• EXERCISE DIRECTIONS
Return all lines where the word "تصویر" can be found.

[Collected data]
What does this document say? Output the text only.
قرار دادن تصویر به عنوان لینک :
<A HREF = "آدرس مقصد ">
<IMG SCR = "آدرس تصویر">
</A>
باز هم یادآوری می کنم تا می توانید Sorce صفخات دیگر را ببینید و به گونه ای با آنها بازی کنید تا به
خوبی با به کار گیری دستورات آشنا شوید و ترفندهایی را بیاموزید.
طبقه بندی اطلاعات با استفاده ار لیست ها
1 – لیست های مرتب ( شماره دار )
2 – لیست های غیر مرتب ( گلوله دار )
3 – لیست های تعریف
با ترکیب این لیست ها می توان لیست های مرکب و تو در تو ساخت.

• SOLUTION BELOW
قرار دادن تصویر به عنوان لینک :
<IMG SCR = "آدرس تصویر">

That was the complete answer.